▶ **TEXT SEGMENT**
========================

North Korea follows only three people on Twitter. One of them, for some reason, is 25-year-old Coldplay superfan Jimmy "Jammy" Dushku.
posted by davidjmcgee (30 comments total) 11 users marked this as a favorite
 
Do we know for a fact that Kim Jong Un isn't a fellow Coldplay fan? Because, honestly, that would be one of the least weird things about the DPRK.
posted by Halloween Jack at 1:09 PM on January 9, 2013 [8 favorites]


4chan comes across as being more evil than North Korea, which is hard to do.
posted by justsomebodythatyouusedtoknow at 1:13 PM on January 9, 2013 [3 favorites]


I think he's more of an Owl City guy.
posted by Chrysostom at 1:14 PM on January 9, 2013


Dennis Quaid looks deathly hungover there, like he's about to puke on Jammy any second.
posted by mannequito at 1:14 PM on January 9, 2013 [2 favorites]


I don't do the Twitter-ness yet, but this may push me over the edge.
posted by computech_apolloniajames at 1:17 PM on January 9, 2013 [1 favorite]


4chan comes across as being more evil than North Korea, which is hard to do.

Really? I mean, I suppose in a context where the reader has no idea which entity is responsible for starving people and concentration camps...
posted by brennen at 1:18 PM on January 9, 2013 [6 favorites]


mannequito: "Dennis Quaid looks deathly hungover there, like he's about to puke on Jammy any second."

He probably listened to the band's latest album....
posted by zarq at 1:18 PM on January 9, 2013 [1 favorite]


I heard that they're negotiating with Aziz Ansari to play Jammy in the sitcom based on this story.
posted by found missing at 1:20 PM on January 9, 2013


4chan comes across as being more evil than North Korea

North Korea is lawful evil. 4chan is chaotic neutral.
posted by Blue Meanie at 1:21 PM on January 9, 2013 [30 favorites]


You know, all the peoples of Earth should live in harmony, and it's lovely that North Korea is following--

"Coldplay"

========================

▶ **EXTRACTED DATA**

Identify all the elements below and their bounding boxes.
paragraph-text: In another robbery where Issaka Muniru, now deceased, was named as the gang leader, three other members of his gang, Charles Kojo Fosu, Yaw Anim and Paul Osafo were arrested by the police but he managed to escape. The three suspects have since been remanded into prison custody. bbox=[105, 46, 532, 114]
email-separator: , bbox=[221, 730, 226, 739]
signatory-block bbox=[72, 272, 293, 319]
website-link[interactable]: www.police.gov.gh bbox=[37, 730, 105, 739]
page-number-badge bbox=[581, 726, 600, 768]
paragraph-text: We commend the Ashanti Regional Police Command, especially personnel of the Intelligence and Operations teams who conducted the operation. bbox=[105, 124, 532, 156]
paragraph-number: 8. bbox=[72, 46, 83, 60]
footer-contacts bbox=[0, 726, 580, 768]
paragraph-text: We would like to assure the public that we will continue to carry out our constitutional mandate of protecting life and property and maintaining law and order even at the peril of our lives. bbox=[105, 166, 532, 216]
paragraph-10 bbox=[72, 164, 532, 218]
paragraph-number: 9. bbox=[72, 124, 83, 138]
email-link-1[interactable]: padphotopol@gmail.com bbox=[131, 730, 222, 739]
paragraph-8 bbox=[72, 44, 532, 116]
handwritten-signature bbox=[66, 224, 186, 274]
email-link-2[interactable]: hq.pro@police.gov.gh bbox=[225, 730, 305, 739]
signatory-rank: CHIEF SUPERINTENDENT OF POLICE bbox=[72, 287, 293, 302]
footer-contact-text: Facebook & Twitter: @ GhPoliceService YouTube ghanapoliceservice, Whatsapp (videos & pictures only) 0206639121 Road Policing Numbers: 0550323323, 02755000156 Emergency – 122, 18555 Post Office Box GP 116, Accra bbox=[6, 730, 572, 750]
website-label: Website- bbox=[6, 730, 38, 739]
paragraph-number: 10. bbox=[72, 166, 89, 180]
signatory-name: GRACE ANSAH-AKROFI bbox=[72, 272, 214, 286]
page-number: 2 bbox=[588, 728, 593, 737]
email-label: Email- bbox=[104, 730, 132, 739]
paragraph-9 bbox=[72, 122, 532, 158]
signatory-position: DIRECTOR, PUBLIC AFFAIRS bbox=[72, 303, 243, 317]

========================

▶ **JOBS**
1 - Please edit the discussion thread starting at "posted by Chrysostom" and ending at "over the edge.", replacing "Dennis Quaid" with "Bill Murray".
2 - Copy out the rows word for word, starting at the first row and ending at the row that contains "730, 105, 739]".
The discussion thread and the rows come from unrelated sources.

▶ **ANSWERS TO EACH TASK**
1 -
posted by Chrysostom at 1:14 PM on January 9, 2013


Bill Murray looks deathly hungover there, like he's about to puke on Jammy any second.
posted by mannequito at 1:14 PM on January 9, 2013 [2 favorites]


I don't do the Twitter-ness yet, but this may push me over the edge.

2 -
Identify all the elements below and their bounding boxes.
paragraph-text: In another robbery where Issaka Muniru, now deceased, was named as the gang leader, three other members of his gang, Charles Kojo Fosu, Yaw Anim and Paul Osafo were arrested by the police but he managed to escape. The three suspects have since been remanded into prison custody. bbox=[105, 46, 532, 114]
email-separator: , bbox=[221, 730, 226, 739]
signatory-block bbox=[72, 272, 293, 319]
website-link[interactable]: www.police.gov.gh bbox=[37, 730, 105, 739]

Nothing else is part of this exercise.